EXERCISE OBJECTIVE | Please transcribe the listing below in full and word for word, without its pictures.

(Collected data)

***

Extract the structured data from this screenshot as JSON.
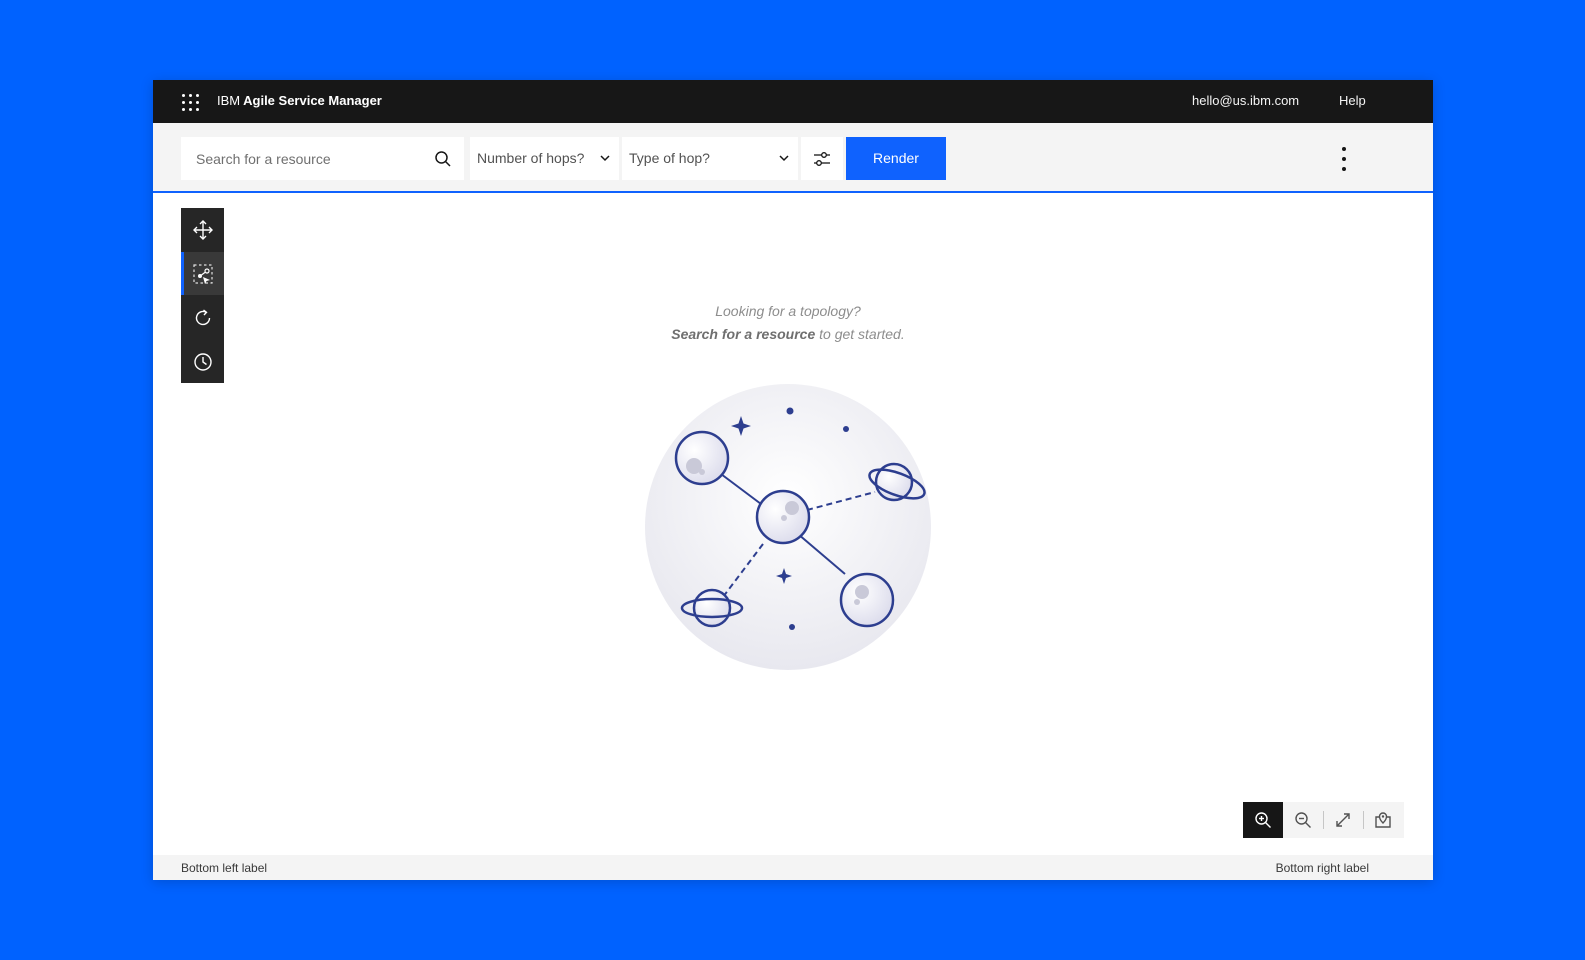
{
  "header": {
    "brand_prefix": "IBM",
    "brand_name": "Agile Service Manager",
    "user_email": "hello@us.ibm.com",
    "help_label": "Help"
  },
  "toolbar": {
    "search_placeholder": "Search for a resource",
    "hops_label": "Number of hops?",
    "hop_type_label": "Type of hop?",
    "render_label": "Render"
  },
  "rail": {
    "items": [
      "move-icon",
      "select-nodes-icon",
      "refresh-icon",
      "history-icon"
    ],
    "active_index": 1
  },
  "empty_state": {
    "line1": "Looking for a topology?",
    "line2_bold": "Search for a resource",
    "line2_rest": " to get started."
  },
  "zoom": {
    "items": [
      "zoom-in-icon",
      "zoom-out-icon",
      "fit-to-screen-icon",
      "locate-icon"
    ],
    "active_index": 0
  },
  "footer": {
    "left_label": "Bottom left label",
    "right_label": "Bottom right label"
  },
  "colors": {
    "page_background": "#0062ff",
    "header_background": "#171717",
    "accent": "#0f62fe",
    "illustration_stroke": "#2d3e8f"
  }
}
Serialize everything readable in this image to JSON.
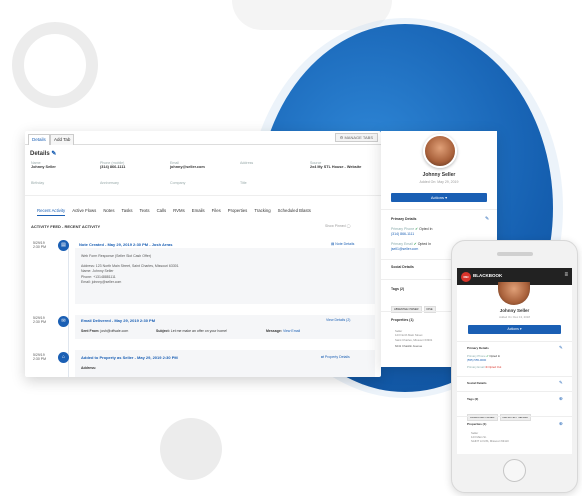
{
  "desktop": {
    "tabs": [
      "Details",
      "Add Tab"
    ],
    "manage_tabs": "MANAGE TABS",
    "details_title": "Details",
    "fields": [
      {
        "label": "Name",
        "value": "Johnny Seller"
      },
      {
        "label": "Phone (mobile)",
        "value": "(314) 866-1111"
      },
      {
        "label": "Email",
        "value": "johnny@seller.com"
      },
      {
        "label": "Address",
        "value": ""
      },
      {
        "label": "Source",
        "value": "2x4 My STL House - Website"
      },
      {
        "label": "Birthday",
        "value": ""
      },
      {
        "label": "Anniversary",
        "value": ""
      },
      {
        "label": "Company",
        "value": ""
      },
      {
        "label": "Title",
        "value": ""
      }
    ],
    "nav": [
      "Recent Activity",
      "Active Flows",
      "Notes",
      "Tasks",
      "Texts",
      "Calls",
      "RVMs",
      "Emails",
      "Files",
      "Properties",
      "Tracking",
      "Scheduled Blasts"
    ],
    "feed_title": "ACTIVITY FEED - RECENT ACTIVITY",
    "show_pinned": "Show Pinned",
    "activities": [
      {
        "date": "5/29/19",
        "time": "2:30 PM",
        "title": "Note Created - May 29, 2019 2:30 PM - Josh Arras",
        "action": "Note Details",
        "lines": [
          "Web Form Response (Seller Slot Cash Offer)",
          "",
          "Address: 123 North Main Street, Saint Charles, Missouri 63301",
          "Name: Johnny Seller",
          "Phone: +13148881111",
          "Email: johnny@seller.com"
        ]
      },
      {
        "date": "5/29/19",
        "time": "2:30 PM",
        "title": "Email Delivered - May 29, 2019 2:30 PM",
        "action": "View Details (2)",
        "sent_from_label": "Sent From:",
        "sent_from": "josh@offsale.com",
        "subject_label": "Subject:",
        "subject": "Let me make an offer on your home!",
        "message_label": "Message:",
        "message": "View Email"
      },
      {
        "date": "5/29/19",
        "time": "2:30 PM",
        "title": "Added to Property as Seller - May 29, 2019 2:30 PM",
        "action": "Property Details",
        "lines": [
          "Address:"
        ]
      }
    ],
    "contact": {
      "name": "Johnny Seller",
      "added": "Added On: May 29, 2019",
      "actions": "Actions",
      "primary_details": "Primary Details",
      "phone_label": "Primary Phone",
      "phone_status": "Opted In",
      "phone": "(314) 866-1111",
      "email_label": "Primary Email",
      "email_status": "Opted In",
      "email": "jsell1@seller.com",
      "social": "Social Details",
      "tags": "Tags (2)",
      "tag_items": [
        "ABSENTEE OWNER",
        "DISE"
      ],
      "properties": "Properties (1)",
      "prop_role": "Seller",
      "prop_addr": [
        "123 North Main Street",
        "Saint Charles, Missouri 63301"
      ],
      "prop2": "6241 Chastlin Avenue"
    }
  },
  "phone": {
    "brand": "BLACKBOOK",
    "brand_mark": "REI",
    "name": "Johnny Seller",
    "added": "Added On: Dec 13, 2018",
    "actions": "Actions",
    "primary_details": "Primary Details",
    "phone_label": "Primary Phone",
    "phone_status": "Opted In",
    "phone": "(555) 555-0000",
    "email_label": "Primary Email",
    "email_status": "Opted Out",
    "social": "Social Details",
    "tags": "Tags (2)",
    "tag_items": [
      "ABSENTEE OWNER",
      "DEFINITELY SELLER"
    ],
    "properties": "Properties (1)",
    "prop_role": "Seller",
    "prop_addr": [
      "123 Main St.",
      "SAINT LOUIS, Missouri 63110"
    ]
  }
}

***

ANSWER IN FULL |
Extract the structured data from this screenshot as JSON.
{
  "header": {
    "brand_prefix": "IBM",
    "brand_name": "Agile Service Manager",
    "user_email": "hello@us.ibm.com",
    "help_label": "Help"
  },
  "toolbar": {
    "search_placeholder": "Search for a resource",
    "hops_label": "Number of hops?",
    "hop_type_label": "Type of hop?",
    "render_label": "Render"
  },
  "rail": {
    "items": [
      "move-icon",
      "select-nodes-icon",
      "refresh-icon",
      "history-icon"
    ],
    "active_index": 1
  },
  "empty_state": {
    "line1": "Looking for a topology?",
    "line2_bold": "Search for a resource",
    "line2_rest": " to get started."
  },
  "zoom": {
    "items": [
      "zoom-in-icon",
      "zoom-out-icon",
      "fit-to-screen-icon",
      "locate-icon"
    ],
    "active_index": 0
  },
  "footer": {
    "left_label": "Bottom left label",
    "right_label": "Bottom right label"
  },
  "colors": {
    "page_background": "#0062ff",
    "header_background": "#171717",
    "accent": "#0f62fe",
    "illustration_stroke": "#2d3e8f"
  }
}
Serialize everything readable in this image to JSON.
{
  "desktop": {
    "tabs": [
      "Details",
      "Add Tab"
    ],
    "manage_tabs": "MANAGE TABS",
    "details_title": "Details",
    "fields": [
      {
        "label": "Name",
        "value": "Johnny Seller"
      },
      {
        "label": "Phone (mobile)",
        "value": "(314) 866-1111"
      },
      {
        "label": "Email",
        "value": "johnny@seller.com"
      },
      {
        "label": "Address",
        "value": ""
      },
      {
        "label": "Source",
        "value": "2x4 My STL House - Website"
      },
      {
        "label": "Birthday",
        "value": ""
      },
      {
        "label": "Anniversary",
        "value": ""
      },
      {
        "label": "Company",
        "value": ""
      },
      {
        "label": "Title",
        "value": ""
      }
    ],
    "nav": [
      "Recent Activity",
      "Active Flows",
      "Notes",
      "Tasks",
      "Texts",
      "Calls",
      "RVMs",
      "Emails",
      "Files",
      "Properties",
      "Tracking",
      "Scheduled Blasts"
    ],
    "feed_title": "ACTIVITY FEED - RECENT ACTIVITY",
    "show_pinned": "Show Pinned",
    "activities": [
      {
        "date": "5/29/19",
        "time": "2:30 PM",
        "title": "Note Created - May 29, 2019 2:30 PM - Josh Arras",
        "action": "Note Details",
        "lines": [
          "Web Form Response (Seller Slot Cash Offer)",
          "",
          "Address: 123 North Main Street, Saint Charles, Missouri 63301",
          "Name: Johnny Seller",
          "Phone: +13148881111",
          "Email: johnny@seller.com"
        ]
      },
      {
        "date": "5/29/19",
        "time": "2:30 PM",
        "title": "Email Delivered - May 29, 2019 2:30 PM",
        "action": "View Details (2)",
        "sent_from_label": "Sent From:",
        "sent_from": "josh@offsale.com",
        "subject_label": "Subject:",
        "subject": "Let me make an offer on your home!",
        "message_label": "Message:",
        "message": "View Email"
      },
      {
        "date": "5/29/19",
        "time": "2:30 PM",
        "title": "Added to Property as Seller - May 29, 2019 2:30 PM",
        "action": "Property Details",
        "lines": [
          "Address:"
        ]
      }
    ],
    "contact": {
      "name": "Johnny Seller",
      "added": "Added On: May 29, 2019",
      "actions": "Actions",
      "primary_details": "Primary Details",
      "phone_label": "Primary Phone",
      "phone_status": "Opted In",
      "phone": "(314) 866-1111",
      "email_label": "Primary Email",
      "email_status": "Opted In",
      "email": "jsell1@seller.com",
      "social": "Social Details",
      "tags": "Tags (2)",
      "tag_items": [
        "ABSENTEE OWNER",
        "DISE"
      ],
      "properties": "Properties (1)",
      "prop_role": "Seller",
      "prop_addr": [
        "123 North Main Street",
        "Saint Charles, Missouri 63301"
      ],
      "prop2": "6241 Chastlin Avenue"
    }
  },
  "phone": {
    "brand": "BLACKBOOK",
    "brand_mark": "REI",
    "name": "Johnny Seller",
    "added": "Added On: Dec 13, 2018",
    "actions": "Actions",
    "primary_details": "Primary Details",
    "phone_label": "Primary Phone",
    "phone_status": "Opted In",
    "phone": "(555) 555-0000",
    "email_label": "Primary Email",
    "email_status": "Opted Out",
    "social": "Social Details",
    "tags": "Tags (2)",
    "tag_items": [
      "ABSENTEE OWNER",
      "DEFINITELY SELLER"
    ],
    "properties": "Properties (1)",
    "prop_role": "Seller",
    "prop_addr": [
      "123 Main St.",
      "SAINT LOUIS, Missouri 63110"
    ]
  }
}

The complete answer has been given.